EXERCISE TASK: Collect every line of the records below that contains the word "Price".

[Extracts from a graphics dataset]
▶
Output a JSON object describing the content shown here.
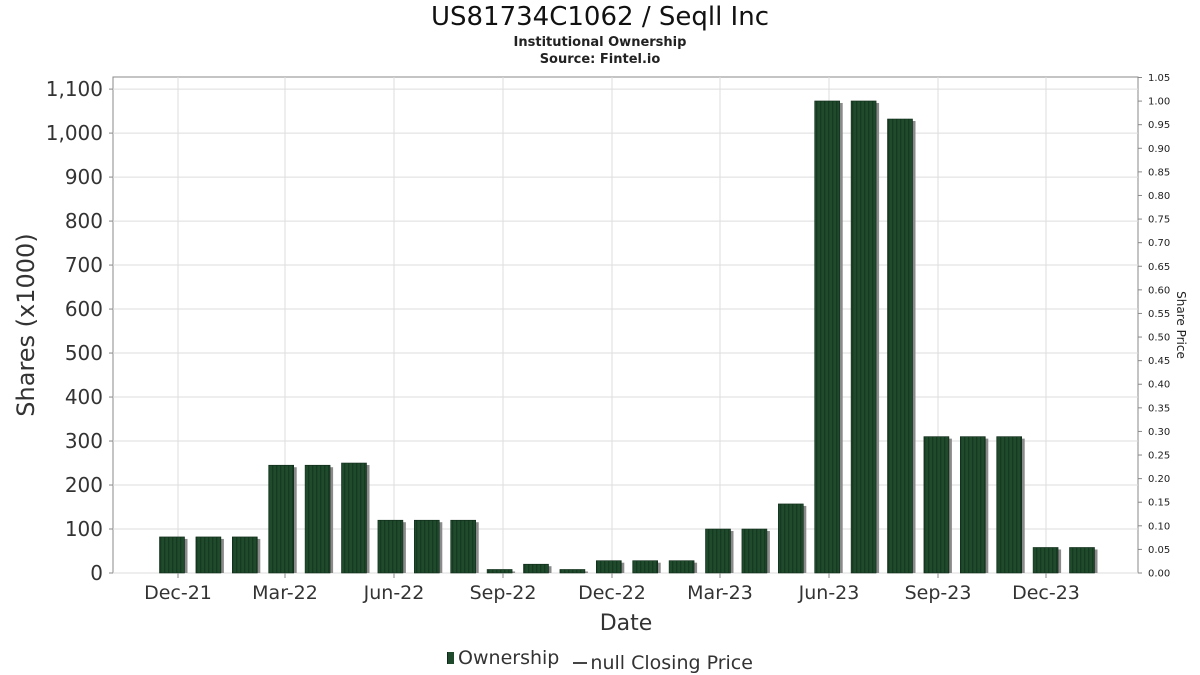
{
  "header": {
    "title": "US81734C1062 / Seqll Inc",
    "subtitle": "Institutional Ownership",
    "source": "Source: Fintel.io"
  },
  "legend": {
    "ownership": "Ownership",
    "closing_price": "null Closing Price"
  },
  "colors": {
    "bar": "#1f4a2c",
    "bar_shadow": "#8a8a8a",
    "grid": "#dddddd",
    "axis": "#888888"
  },
  "chart_data": {
    "type": "bar",
    "title": "US81734C1062 / Seqll Inc",
    "subtitle": "Institutional Ownership",
    "xlabel": "Date",
    "ylabel": "Shares (x1000)",
    "y2label": "Share Price",
    "ylim": [
      0,
      1100
    ],
    "y2lim": [
      0,
      1.05
    ],
    "yticks": [
      0,
      100,
      200,
      300,
      400,
      500,
      600,
      700,
      800,
      900,
      1000,
      1100
    ],
    "ytick_labels": [
      "0",
      "100",
      "200",
      "300",
      "400",
      "500",
      "600",
      "700",
      "800",
      "900",
      "1,000",
      "1,100"
    ],
    "y2ticks": [
      0,
      0.05,
      0.1,
      0.15,
      0.2,
      0.25,
      0.3,
      0.35,
      0.4,
      0.45,
      0.5,
      0.55,
      0.6,
      0.65,
      0.7,
      0.75,
      0.8,
      0.85,
      0.9,
      0.95,
      1.0,
      1.05
    ],
    "y2tick_labels": [
      "0.00",
      "0.05",
      "0.10",
      "0.15",
      "0.20",
      "0.25",
      "0.30",
      "0.35",
      "0.40",
      "0.45",
      "0.50",
      "0.55",
      "0.60",
      "0.65",
      "0.70",
      "0.75",
      "0.80",
      "0.85",
      "0.90",
      "0.95",
      "1.00",
      "1.05"
    ],
    "xticks": [
      "Dec-21",
      "Mar-22",
      "Jun-22",
      "Sep-22",
      "Dec-22",
      "Mar-23",
      "Jun-23",
      "Sep-23",
      "Dec-23"
    ],
    "grid": true,
    "legend_position": "bottom",
    "series": [
      {
        "name": "Ownership",
        "values": [
          82,
          82,
          82,
          245,
          245,
          250,
          120,
          120,
          120,
          8,
          20,
          8,
          28,
          28,
          28,
          100,
          100,
          157,
          1073,
          1073,
          1032,
          310,
          310,
          310,
          58,
          58
        ]
      }
    ]
  }
}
◀
THE OUTPUT:
    "closing_price": "null Closing Price"
    "y2label": "Share Price",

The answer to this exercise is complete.